* Begin Data supplied *
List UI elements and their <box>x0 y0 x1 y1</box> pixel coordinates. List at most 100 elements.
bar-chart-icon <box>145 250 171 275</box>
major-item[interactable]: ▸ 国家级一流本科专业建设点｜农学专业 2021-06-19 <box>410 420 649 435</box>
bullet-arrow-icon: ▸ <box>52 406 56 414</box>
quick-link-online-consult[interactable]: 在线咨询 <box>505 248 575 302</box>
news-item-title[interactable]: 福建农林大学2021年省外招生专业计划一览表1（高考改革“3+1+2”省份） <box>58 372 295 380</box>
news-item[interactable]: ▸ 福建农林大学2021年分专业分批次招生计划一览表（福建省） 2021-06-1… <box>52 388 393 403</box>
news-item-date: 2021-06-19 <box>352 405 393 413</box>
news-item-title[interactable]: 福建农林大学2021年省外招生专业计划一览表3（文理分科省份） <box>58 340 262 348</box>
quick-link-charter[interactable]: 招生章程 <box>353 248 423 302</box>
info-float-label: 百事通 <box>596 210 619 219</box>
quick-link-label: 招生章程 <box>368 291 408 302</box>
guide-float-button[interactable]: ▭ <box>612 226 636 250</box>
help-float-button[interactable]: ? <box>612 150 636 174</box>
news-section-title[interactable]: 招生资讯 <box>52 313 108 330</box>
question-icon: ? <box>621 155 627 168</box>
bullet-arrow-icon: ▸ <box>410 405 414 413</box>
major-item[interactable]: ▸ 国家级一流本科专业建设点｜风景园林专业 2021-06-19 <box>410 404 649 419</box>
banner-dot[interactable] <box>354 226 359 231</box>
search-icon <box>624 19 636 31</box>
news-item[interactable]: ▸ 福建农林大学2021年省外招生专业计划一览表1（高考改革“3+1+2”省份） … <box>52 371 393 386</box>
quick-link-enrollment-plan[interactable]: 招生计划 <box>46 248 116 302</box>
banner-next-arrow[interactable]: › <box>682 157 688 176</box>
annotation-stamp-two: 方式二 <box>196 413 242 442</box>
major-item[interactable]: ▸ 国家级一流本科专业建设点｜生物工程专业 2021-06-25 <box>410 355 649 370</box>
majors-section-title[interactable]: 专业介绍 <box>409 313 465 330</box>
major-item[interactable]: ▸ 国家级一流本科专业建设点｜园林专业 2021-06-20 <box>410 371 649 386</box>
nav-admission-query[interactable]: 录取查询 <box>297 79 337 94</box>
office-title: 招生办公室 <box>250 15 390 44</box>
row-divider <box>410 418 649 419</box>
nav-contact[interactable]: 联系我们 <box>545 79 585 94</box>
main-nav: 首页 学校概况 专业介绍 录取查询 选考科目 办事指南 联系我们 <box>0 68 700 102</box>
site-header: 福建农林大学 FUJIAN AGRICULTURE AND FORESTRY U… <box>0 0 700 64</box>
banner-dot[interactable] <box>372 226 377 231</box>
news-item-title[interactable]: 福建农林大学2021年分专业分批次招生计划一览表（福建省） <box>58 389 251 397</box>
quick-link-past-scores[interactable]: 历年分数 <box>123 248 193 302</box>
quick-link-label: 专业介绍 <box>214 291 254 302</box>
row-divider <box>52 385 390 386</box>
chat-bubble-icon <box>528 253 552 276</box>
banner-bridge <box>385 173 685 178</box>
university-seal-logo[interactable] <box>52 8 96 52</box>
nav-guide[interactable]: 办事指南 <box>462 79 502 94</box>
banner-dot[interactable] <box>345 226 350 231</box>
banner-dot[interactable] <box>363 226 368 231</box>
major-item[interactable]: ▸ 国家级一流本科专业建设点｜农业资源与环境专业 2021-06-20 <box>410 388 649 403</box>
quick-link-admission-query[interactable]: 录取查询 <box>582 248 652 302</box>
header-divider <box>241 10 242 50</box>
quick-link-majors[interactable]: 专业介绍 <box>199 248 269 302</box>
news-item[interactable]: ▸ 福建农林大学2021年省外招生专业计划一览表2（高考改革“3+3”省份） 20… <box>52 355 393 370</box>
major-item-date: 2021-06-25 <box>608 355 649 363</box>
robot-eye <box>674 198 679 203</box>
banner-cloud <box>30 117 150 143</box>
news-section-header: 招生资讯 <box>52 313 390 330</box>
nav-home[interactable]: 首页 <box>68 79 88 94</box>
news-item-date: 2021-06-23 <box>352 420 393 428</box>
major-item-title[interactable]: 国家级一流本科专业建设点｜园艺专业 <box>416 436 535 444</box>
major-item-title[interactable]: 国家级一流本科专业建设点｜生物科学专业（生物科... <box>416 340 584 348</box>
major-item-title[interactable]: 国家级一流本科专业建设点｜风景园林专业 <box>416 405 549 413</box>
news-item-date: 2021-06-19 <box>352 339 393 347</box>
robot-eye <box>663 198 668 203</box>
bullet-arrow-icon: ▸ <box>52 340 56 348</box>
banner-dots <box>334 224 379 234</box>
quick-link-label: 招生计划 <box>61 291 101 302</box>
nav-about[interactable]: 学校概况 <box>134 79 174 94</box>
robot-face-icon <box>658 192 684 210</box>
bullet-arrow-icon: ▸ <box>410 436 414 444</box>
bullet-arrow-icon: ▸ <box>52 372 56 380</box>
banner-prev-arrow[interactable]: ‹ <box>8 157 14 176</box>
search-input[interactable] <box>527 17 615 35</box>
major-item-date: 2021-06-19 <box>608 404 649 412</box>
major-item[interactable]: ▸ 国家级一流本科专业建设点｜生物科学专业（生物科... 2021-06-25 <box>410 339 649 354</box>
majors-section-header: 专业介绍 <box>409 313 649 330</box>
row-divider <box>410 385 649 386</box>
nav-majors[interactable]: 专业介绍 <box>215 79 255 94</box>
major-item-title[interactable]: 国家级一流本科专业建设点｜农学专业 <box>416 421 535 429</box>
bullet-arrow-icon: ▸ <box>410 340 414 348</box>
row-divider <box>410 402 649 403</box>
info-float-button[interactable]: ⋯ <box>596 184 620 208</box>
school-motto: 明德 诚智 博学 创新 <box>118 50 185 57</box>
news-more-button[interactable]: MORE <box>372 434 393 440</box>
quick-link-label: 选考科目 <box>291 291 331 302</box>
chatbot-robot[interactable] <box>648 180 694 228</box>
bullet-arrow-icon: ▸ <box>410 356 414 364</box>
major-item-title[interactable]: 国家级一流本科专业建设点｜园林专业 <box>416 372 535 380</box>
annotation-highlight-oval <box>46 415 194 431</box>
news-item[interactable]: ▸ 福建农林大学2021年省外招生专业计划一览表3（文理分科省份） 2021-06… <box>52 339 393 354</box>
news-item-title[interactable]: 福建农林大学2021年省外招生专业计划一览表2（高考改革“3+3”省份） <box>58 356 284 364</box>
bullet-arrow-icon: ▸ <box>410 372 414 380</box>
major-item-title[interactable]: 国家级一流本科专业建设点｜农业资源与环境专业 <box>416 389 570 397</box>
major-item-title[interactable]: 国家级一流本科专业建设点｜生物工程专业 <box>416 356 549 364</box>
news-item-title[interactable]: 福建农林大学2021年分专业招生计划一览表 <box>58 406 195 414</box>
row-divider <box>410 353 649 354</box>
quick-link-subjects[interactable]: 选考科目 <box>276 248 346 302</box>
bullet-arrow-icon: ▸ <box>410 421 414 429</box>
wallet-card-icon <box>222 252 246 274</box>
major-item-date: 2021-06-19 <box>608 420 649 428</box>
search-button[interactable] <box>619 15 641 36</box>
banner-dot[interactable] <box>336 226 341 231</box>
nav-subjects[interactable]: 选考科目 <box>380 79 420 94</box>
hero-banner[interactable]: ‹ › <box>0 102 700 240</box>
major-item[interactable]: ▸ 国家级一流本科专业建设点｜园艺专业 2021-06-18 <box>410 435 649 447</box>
* End Data supplied *
*Your task*
Recast every item above as a numbered list, omitting any blank lines.

*Exercise response*
1. List UI elements and their <box>x0 y0 x1 y1</box> pixel coordinates. List at most 100 elements.
2. bar-chart-icon <box>145 250 171 275</box>
3. major-item[interactable]: ▸ 国家级一流本科专业建设点｜农学专业 2021-06-19 <box>410 420 649 435</box>
4. bullet-arrow-icon: ▸ <box>52 406 56 414</box>
5. quick-link-online-consult[interactable]: 在线咨询 <box>505 248 575 302</box>
6. news-item-title[interactable]: 福建农林大学2021年省外招生专业计划一览表1（高考改革“3+1+2”省份） <box>58 372 295 380</box>
7. news-item[interactable]: ▸ 福建农林大学2021年分专业分批次招生计划一览表（福建省） 2021-06-1… <box>52 388 393 403</box>
8. news-item-date: 2021-06-19 <box>352 405 393 413</box>
9. news-item-title[interactable]: 福建农林大学2021年省外招生专业计划一览表3（文理分科省份） <box>58 340 262 348</box>
10. quick-link-charter[interactable]: 招生章程 <box>353 248 423 302</box>
11. info-float-label: 百事通 <box>596 210 619 219</box>
12. quick-link-label: 招生章程 <box>368 291 408 302</box>
13. guide-float-button[interactable]: ▭ <box>612 226 636 250</box>
14. help-float-button[interactable]: ? <box>612 150 636 174</box>
15. news-section-title[interactable]: 招生资讯 <box>52 313 108 330</box>
16. question-icon: ? <box>621 155 627 168</box>
17. bullet-arrow-icon: ▸ <box>410 405 414 413</box>
18. major-item[interactable]: ▸ 国家级一流本科专业建设点｜风景园林专业 2021-06-19 <box>410 404 649 419</box>
19. banner-dot[interactable] <box>354 226 359 231</box>
20. search-icon <box>624 19 636 31</box>
21. news-item[interactable]: ▸ 福建农林大学2021年省外招生专业计划一览表1（高考改革“3+1+2”省份） … <box>52 371 393 386</box>
22. quick-link-enrollment-plan[interactable]: 招生计划 <box>46 248 116 302</box>
23. banner-next-arrow[interactable]: › <box>682 157 688 176</box>
24. annotation-stamp-two: 方式二 <box>196 413 242 442</box>
25. major-item[interactable]: ▸ 国家级一流本科专业建设点｜生物工程专业 2021-06-25 <box>410 355 649 370</box>
26. majors-section-title[interactable]: 专业介绍 <box>409 313 465 330</box>
27. major-item[interactable]: ▸ 国家级一流本科专业建设点｜园林专业 2021-06-20 <box>410 371 649 386</box>
28. nav-admission-query[interactable]: 录取查询 <box>297 79 337 94</box>
29. office-title: 招生办公室 <box>250 15 390 44</box>
30. row-divider <box>410 418 649 419</box>
31. nav-contact[interactable]: 联系我们 <box>545 79 585 94</box>
32. main-nav: 首页 学校概况 专业介绍 录取查询 选考科目 办事指南 联系我们 <box>0 68 700 102</box>
33. site-header: 福建农林大学 FUJIAN AGRICULTURE AND FORESTRY U… <box>0 0 700 64</box>
34. banner-dot[interactable] <box>372 226 377 231</box>
35. news-item-title[interactable]: 福建农林大学2021年分专业分批次招生计划一览表（福建省） <box>58 389 251 397</box>
36. quick-link-past-scores[interactable]: 历年分数 <box>123 248 193 302</box>
37. quick-link-label: 专业介绍 <box>214 291 254 302</box>
38. row-divider <box>52 385 390 386</box>
39. chat-bubble-icon <box>528 253 552 276</box>
40. banner-bridge <box>385 173 685 178</box>
41. university-seal-logo[interactable] <box>52 8 96 52</box>
42. nav-guide[interactable]: 办事指南 <box>462 79 502 94</box>
43. banner-dot[interactable] <box>345 226 350 231</box>
44. banner-dot[interactable] <box>363 226 368 231</box>
45. major-item[interactable]: ▸ 国家级一流本科专业建设点｜农业资源与环境专业 2021-06-20 <box>410 388 649 403</box>
46. quick-link-admission-query[interactable]: 录取查询 <box>582 248 652 302</box>
47. header-divider <box>241 10 242 50</box>
48. quick-link-majors[interactable]: 专业介绍 <box>199 248 269 302</box>
49. news-item[interactable]: ▸ 福建农林大学2021年省外招生专业计划一览表2（高考改革“3+3”省份） 20… <box>52 355 393 370</box>
50. major-item-date: 2021-06-25 <box>608 355 649 363</box>
51. robot-eye <box>674 198 679 203</box>
52. banner-cloud <box>30 117 150 143</box>
53. news-section-header: 招生资讯 <box>52 313 390 330</box>
54. nav-home[interactable]: 首页 <box>68 79 88 94</box>
55. news-item-date: 2021-06-23 <box>352 420 393 428</box>
56. major-item-title[interactable]: 国家级一流本科专业建设点｜园艺专业 <box>416 436 535 444</box>
57. major-item-title[interactable]: 国家级一流本科专业建设点｜生物科学专业（生物科... <box>416 340 584 348</box>
58. major-item-title[interactable]: 国家级一流本科专业建设点｜风景园林专业 <box>416 405 549 413</box>
59. news-item-date: 2021-06-19 <box>352 339 393 347</box>
60. robot-eye <box>663 198 668 203</box>
61. bullet-arrow-icon: ▸ <box>52 340 56 348</box>
62. banner-dots <box>334 224 379 234</box>
63. quick-link-label: 招生计划 <box>61 291 101 302</box>
64. nav-about[interactable]: 学校概况 <box>134 79 174 94</box>
65. robot-face-icon <box>658 192 684 210</box>
66. bullet-arrow-icon: ▸ <box>410 436 414 444</box>
67. bullet-arrow-icon: ▸ <box>52 372 56 380</box>
68. banner-prev-arrow[interactable]: ‹ <box>8 157 14 176</box>
69. search-input[interactable] <box>527 17 615 35</box>
70. major-item-date: 2021-06-19 <box>608 404 649 412</box>
71. major-item[interactable]: ▸ 国家级一流本科专业建设点｜生物科学专业（生物科... 2021-06-25 <box>410 339 649 354</box>
72. majors-section-header: 专业介绍 <box>409 313 649 330</box>
73. row-divider <box>410 385 649 386</box>
74. nav-majors[interactable]: 专业介绍 <box>215 79 255 94</box>
75. major-item-title[interactable]: 国家级一流本科专业建设点｜农学专业 <box>416 421 535 429</box>
76. bullet-arrow-icon: ▸ <box>410 340 414 348</box>
77. row-divider <box>410 402 649 403</box>
78. info-float-button[interactable]: ⋯ <box>596 184 620 208</box>
79. school-motto: 明德 诚智 博学 创新 <box>118 50 185 57</box>
80. news-more-button[interactable]: MORE <box>372 434 393 440</box>
81. quick-link-label: 选考科目 <box>291 291 331 302</box>
82. chatbot-robot[interactable] <box>648 180 694 228</box>
83. bullet-arrow-icon: ▸ <box>410 356 414 364</box>
84. major-item-title[interactable]: 国家级一流本科专业建设点｜园林专业 <box>416 372 535 380</box>
85. annotation-highlight-oval <box>46 415 194 431</box>
86. news-item[interactable]: ▸ 福建农林大学2021年省外招生专业计划一览表3（文理分科省份） 2021-06… <box>52 339 393 354</box>
87. news-item-title[interactable]: 福建农林大学2021年省外招生专业计划一览表2（高考改革“3+3”省份） <box>58 356 284 364</box>
88. bullet-arrow-icon: ▸ <box>410 372 414 380</box>
89. major-item-title[interactable]: 国家级一流本科专业建设点｜农业资源与环境专业 <box>416 389 570 397</box>
90. major-item-title[interactable]: 国家级一流本科专业建设点｜生物工程专业 <box>416 356 549 364</box>
91. news-item-title[interactable]: 福建农林大学2021年分专业招生计划一览表 <box>58 406 195 414</box>
92. row-divider <box>410 353 649 354</box>
93. quick-link-subjects[interactable]: 选考科目 <box>276 248 346 302</box>
94. bullet-arrow-icon: ▸ <box>410 421 414 429</box>
95. wallet-card-icon <box>222 252 246 274</box>
96. major-item-date: 2021-06-19 <box>608 420 649 428</box>
97. search-button[interactable] <box>619 15 641 36</box>
98. banner-dot[interactable] <box>336 226 341 231</box>
99. nav-subjects[interactable]: 选考科目 <box>380 79 420 94</box>
100. hero-banner[interactable]: ‹ › <box>0 102 700 240</box>
101. major-item[interactable]: ▸ 国家级一流本科专业建设点｜园艺专业 2021-06-18 <box>410 435 649 447</box>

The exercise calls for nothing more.